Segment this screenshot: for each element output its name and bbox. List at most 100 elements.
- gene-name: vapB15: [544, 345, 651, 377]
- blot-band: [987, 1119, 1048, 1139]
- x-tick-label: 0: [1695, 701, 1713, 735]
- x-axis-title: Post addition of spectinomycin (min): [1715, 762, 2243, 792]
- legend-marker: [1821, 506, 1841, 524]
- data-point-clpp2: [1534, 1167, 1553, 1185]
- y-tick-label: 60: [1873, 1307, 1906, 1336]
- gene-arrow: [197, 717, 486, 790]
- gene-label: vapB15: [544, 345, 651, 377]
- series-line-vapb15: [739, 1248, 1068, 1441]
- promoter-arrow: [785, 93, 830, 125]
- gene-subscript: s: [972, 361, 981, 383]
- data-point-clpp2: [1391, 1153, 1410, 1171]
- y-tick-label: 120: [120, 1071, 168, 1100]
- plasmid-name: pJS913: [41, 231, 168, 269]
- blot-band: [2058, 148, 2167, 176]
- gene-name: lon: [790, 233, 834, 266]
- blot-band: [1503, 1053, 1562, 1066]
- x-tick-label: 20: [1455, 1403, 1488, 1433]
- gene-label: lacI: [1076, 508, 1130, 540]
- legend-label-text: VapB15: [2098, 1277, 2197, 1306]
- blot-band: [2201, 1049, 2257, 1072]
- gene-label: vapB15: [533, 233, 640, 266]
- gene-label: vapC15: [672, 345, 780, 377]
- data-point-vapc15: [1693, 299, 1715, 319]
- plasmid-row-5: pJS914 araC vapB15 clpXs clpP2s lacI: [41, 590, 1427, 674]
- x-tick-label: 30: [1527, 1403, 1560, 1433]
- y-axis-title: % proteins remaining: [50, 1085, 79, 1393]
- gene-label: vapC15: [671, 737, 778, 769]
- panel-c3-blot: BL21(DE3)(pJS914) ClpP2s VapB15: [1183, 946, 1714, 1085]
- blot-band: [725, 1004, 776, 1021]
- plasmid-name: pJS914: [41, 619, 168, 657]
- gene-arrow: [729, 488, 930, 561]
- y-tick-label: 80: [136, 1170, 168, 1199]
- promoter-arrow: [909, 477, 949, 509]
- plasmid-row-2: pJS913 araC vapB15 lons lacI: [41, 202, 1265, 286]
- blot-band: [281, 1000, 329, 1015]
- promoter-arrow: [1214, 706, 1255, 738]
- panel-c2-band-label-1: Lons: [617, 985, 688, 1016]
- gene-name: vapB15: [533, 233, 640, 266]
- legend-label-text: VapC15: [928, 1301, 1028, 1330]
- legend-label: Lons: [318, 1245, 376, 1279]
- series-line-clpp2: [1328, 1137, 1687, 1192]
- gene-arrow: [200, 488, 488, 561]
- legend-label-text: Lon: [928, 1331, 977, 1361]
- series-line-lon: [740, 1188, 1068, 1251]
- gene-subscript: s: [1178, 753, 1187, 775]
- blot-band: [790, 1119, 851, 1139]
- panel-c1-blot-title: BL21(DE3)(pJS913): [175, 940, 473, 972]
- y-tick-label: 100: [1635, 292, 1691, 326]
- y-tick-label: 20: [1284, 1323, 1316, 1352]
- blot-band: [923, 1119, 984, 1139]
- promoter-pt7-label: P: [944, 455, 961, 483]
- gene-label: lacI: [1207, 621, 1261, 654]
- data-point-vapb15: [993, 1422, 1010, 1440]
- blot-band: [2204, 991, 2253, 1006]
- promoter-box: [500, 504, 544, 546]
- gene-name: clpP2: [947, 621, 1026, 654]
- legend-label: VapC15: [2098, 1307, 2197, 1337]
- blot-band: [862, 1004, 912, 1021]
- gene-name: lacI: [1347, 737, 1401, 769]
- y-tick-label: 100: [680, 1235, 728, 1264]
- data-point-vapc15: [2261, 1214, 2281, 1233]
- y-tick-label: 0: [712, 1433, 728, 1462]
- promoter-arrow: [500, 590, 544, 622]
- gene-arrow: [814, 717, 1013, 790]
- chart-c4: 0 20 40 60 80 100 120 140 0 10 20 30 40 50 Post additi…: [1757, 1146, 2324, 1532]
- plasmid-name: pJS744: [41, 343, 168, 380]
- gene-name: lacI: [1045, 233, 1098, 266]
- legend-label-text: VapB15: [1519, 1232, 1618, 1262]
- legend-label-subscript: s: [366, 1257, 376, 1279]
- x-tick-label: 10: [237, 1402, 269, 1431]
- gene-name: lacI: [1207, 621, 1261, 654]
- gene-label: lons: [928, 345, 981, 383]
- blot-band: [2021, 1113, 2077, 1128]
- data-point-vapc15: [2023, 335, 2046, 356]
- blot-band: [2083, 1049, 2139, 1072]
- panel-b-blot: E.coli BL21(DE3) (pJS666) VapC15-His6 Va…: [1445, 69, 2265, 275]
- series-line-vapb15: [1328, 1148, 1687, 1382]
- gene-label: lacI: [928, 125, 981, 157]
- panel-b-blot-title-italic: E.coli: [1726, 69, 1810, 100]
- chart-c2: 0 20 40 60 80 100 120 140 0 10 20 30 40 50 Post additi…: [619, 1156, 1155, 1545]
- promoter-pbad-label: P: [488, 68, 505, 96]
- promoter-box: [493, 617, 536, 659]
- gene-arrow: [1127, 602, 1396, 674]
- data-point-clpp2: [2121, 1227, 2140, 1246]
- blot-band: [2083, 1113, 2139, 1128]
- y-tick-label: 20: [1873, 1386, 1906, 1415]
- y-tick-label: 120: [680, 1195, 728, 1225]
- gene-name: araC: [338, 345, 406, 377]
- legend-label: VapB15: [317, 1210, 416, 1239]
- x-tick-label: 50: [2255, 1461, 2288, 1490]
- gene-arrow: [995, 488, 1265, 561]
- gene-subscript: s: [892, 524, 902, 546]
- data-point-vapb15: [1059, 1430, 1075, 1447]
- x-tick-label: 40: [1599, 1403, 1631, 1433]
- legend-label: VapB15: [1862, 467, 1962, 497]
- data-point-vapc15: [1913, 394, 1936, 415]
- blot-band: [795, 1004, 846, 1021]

• • • • •

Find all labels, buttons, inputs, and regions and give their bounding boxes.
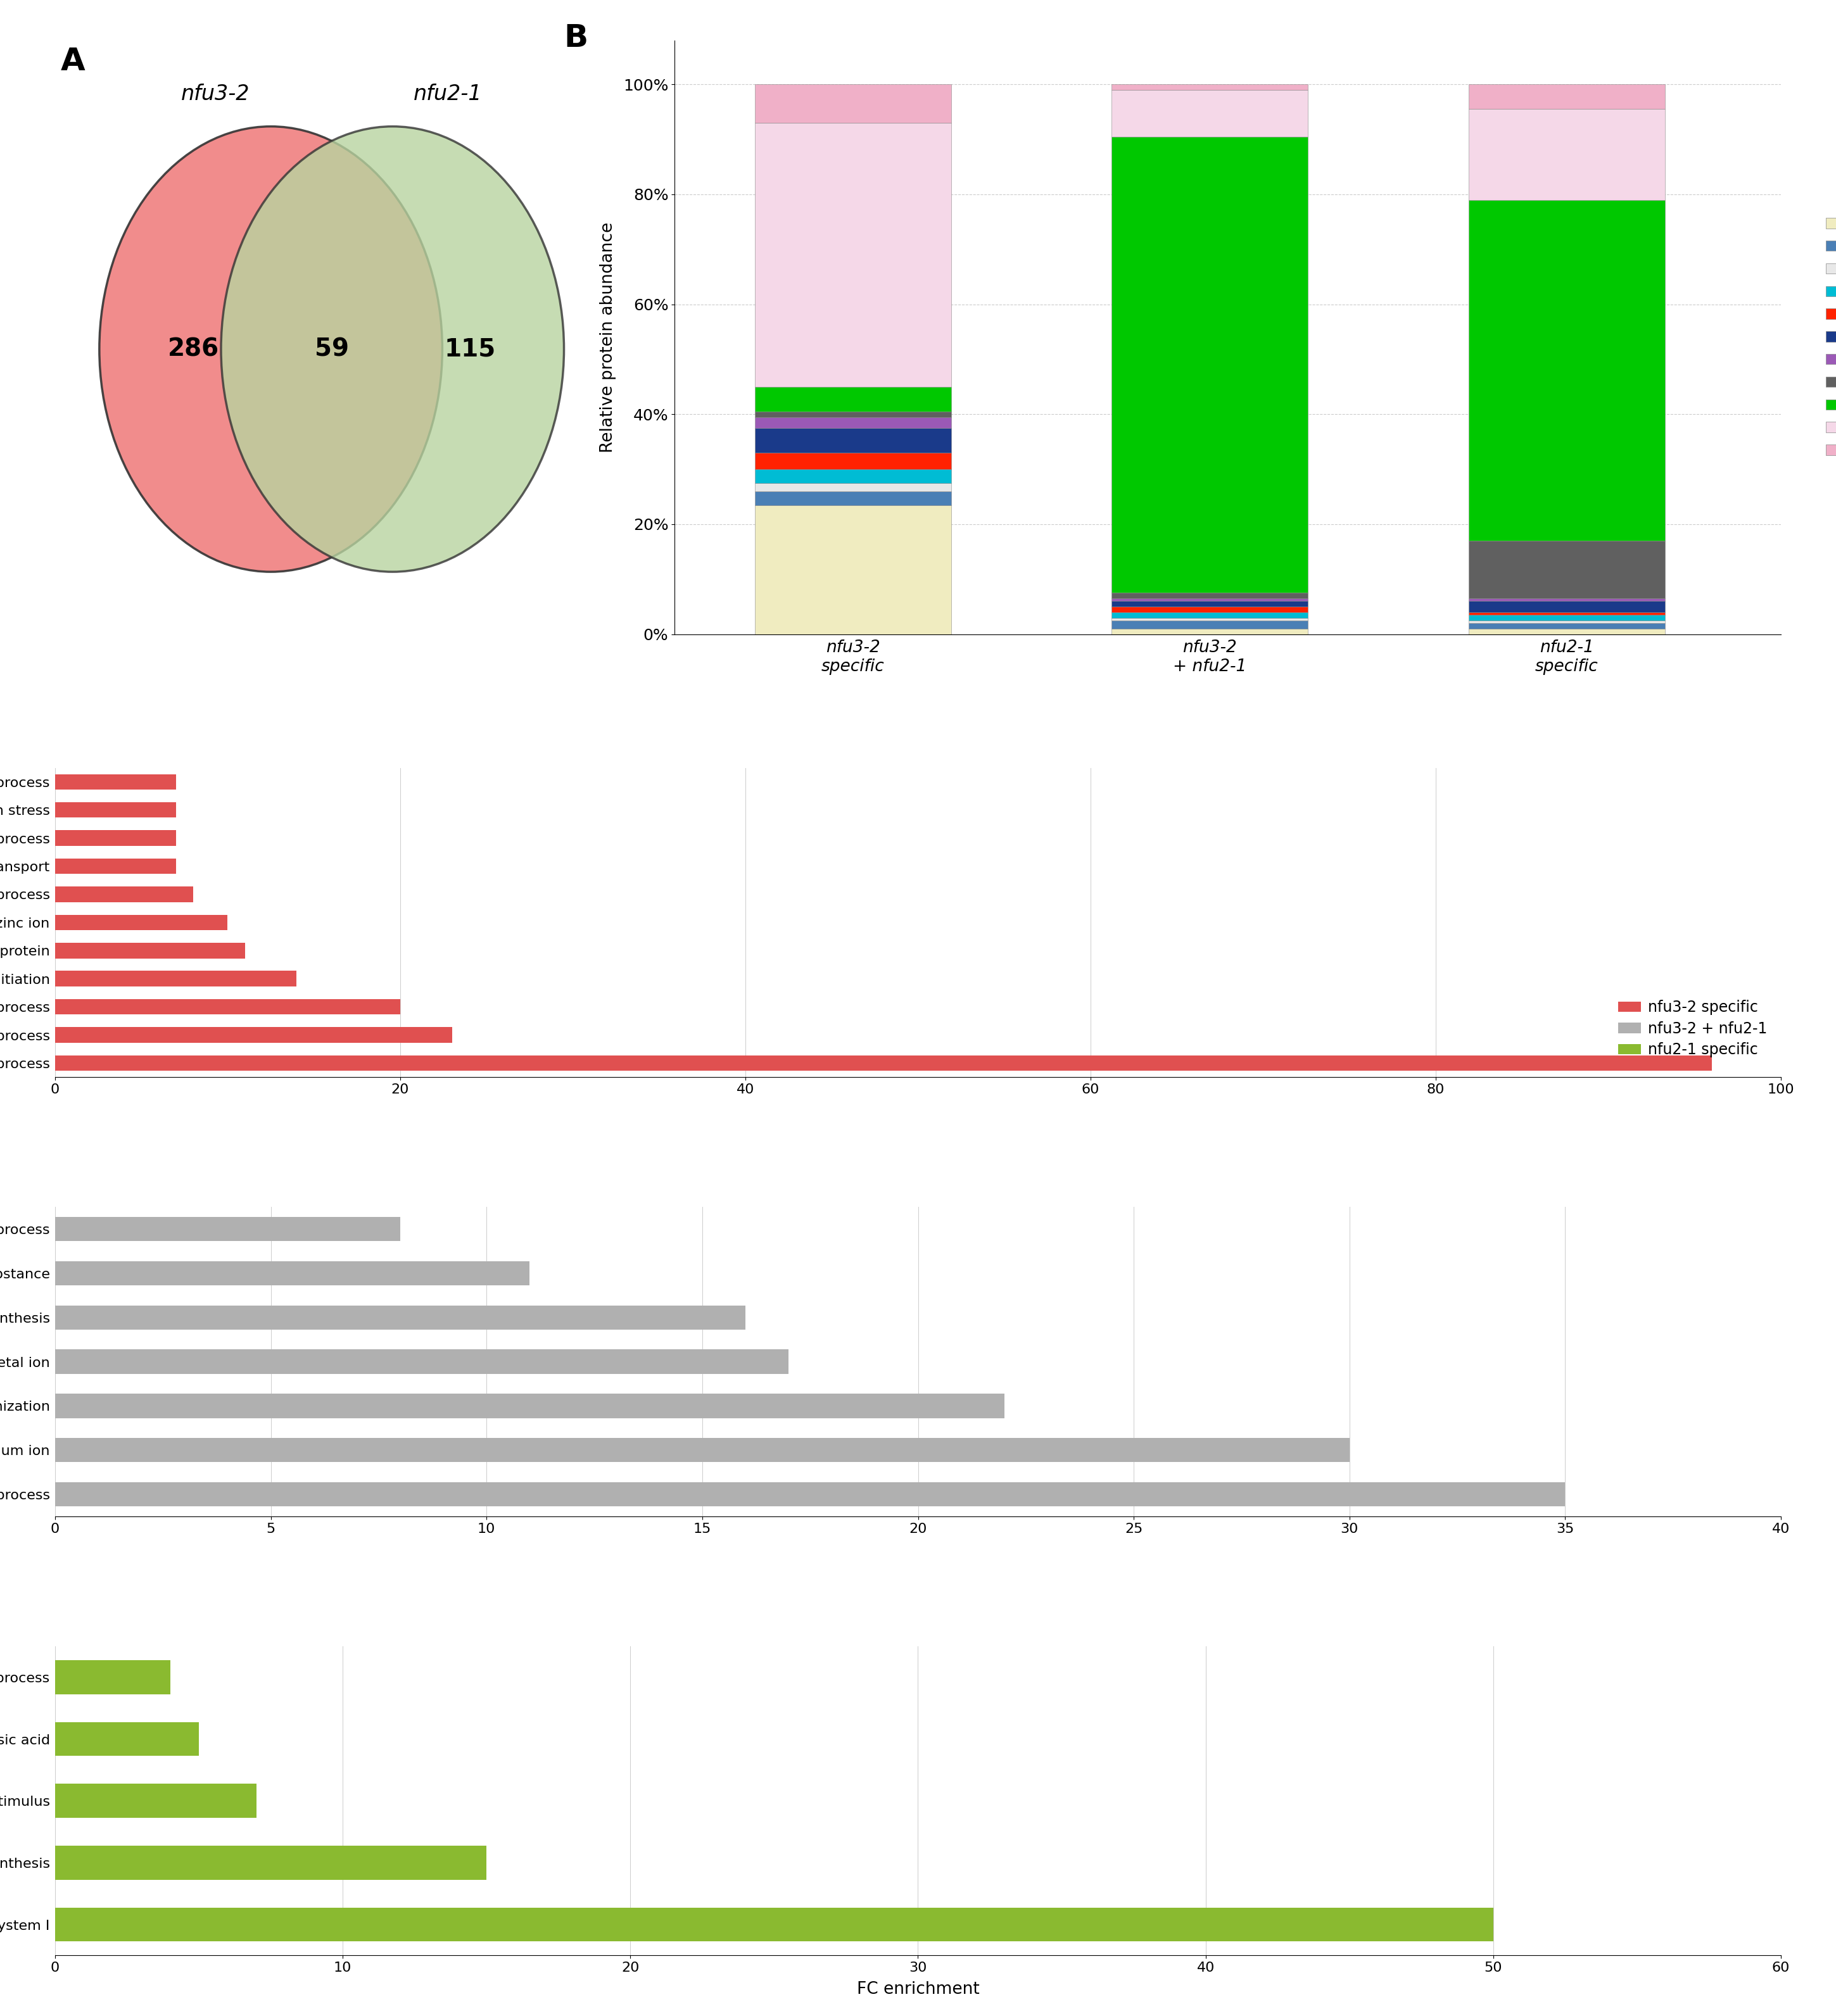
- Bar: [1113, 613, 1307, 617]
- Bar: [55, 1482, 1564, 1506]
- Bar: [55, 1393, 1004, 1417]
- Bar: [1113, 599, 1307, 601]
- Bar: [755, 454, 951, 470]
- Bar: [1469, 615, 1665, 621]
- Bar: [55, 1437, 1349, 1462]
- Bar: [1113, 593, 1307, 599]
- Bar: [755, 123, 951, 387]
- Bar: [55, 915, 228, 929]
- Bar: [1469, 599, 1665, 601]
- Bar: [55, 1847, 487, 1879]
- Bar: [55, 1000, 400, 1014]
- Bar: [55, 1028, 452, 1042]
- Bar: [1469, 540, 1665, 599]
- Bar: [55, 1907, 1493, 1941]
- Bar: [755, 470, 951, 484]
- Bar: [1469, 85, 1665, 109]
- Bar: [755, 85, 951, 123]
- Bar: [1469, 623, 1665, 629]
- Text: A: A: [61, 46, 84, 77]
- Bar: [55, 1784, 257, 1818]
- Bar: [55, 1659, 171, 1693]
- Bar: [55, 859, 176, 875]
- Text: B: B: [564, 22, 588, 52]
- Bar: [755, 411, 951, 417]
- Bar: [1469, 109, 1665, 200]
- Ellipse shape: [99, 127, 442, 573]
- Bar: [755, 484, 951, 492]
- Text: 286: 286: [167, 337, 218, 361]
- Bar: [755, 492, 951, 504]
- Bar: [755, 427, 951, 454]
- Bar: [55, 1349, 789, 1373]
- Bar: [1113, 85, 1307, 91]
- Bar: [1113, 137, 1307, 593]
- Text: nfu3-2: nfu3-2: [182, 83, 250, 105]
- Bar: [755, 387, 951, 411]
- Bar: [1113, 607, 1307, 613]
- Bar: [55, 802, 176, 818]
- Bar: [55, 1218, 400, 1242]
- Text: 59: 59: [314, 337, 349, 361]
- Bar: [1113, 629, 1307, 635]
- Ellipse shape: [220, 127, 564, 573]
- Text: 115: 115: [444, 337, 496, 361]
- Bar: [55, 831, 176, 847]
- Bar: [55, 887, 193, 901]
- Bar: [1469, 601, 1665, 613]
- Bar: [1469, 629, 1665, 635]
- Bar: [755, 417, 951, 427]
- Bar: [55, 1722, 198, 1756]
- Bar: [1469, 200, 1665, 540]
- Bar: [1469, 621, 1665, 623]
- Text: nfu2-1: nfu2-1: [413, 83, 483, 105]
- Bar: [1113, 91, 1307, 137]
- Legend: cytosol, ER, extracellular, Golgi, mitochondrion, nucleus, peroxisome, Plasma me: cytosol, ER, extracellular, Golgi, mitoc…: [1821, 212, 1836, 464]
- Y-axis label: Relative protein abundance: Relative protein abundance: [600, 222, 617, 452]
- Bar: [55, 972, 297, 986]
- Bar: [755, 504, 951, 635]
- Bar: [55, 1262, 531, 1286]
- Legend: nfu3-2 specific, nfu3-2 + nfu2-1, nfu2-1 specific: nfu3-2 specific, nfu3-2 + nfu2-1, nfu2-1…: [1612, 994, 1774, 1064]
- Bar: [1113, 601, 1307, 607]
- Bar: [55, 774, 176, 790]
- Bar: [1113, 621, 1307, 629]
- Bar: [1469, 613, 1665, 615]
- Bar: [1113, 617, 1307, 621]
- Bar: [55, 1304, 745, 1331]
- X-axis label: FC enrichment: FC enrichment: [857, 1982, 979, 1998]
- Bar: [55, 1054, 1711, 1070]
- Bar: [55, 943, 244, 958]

• • • • •

### Your instructions
Using the listing above, show every line that includes the string "promoter".

### Exercise answer
- promoter-arrow: [785, 93, 830, 125]
- promoter-arrow: [909, 477, 949, 509]
- promoter-arrow: [1214, 706, 1255, 738]
- promoter-pt7-label: P: [944, 455, 961, 483]
- promoter-box: [500, 504, 544, 546]
- promoter-arrow: [500, 590, 544, 622]
- promoter-pbad-label: P: [488, 68, 505, 96]
- promoter-box: [493, 617, 536, 659]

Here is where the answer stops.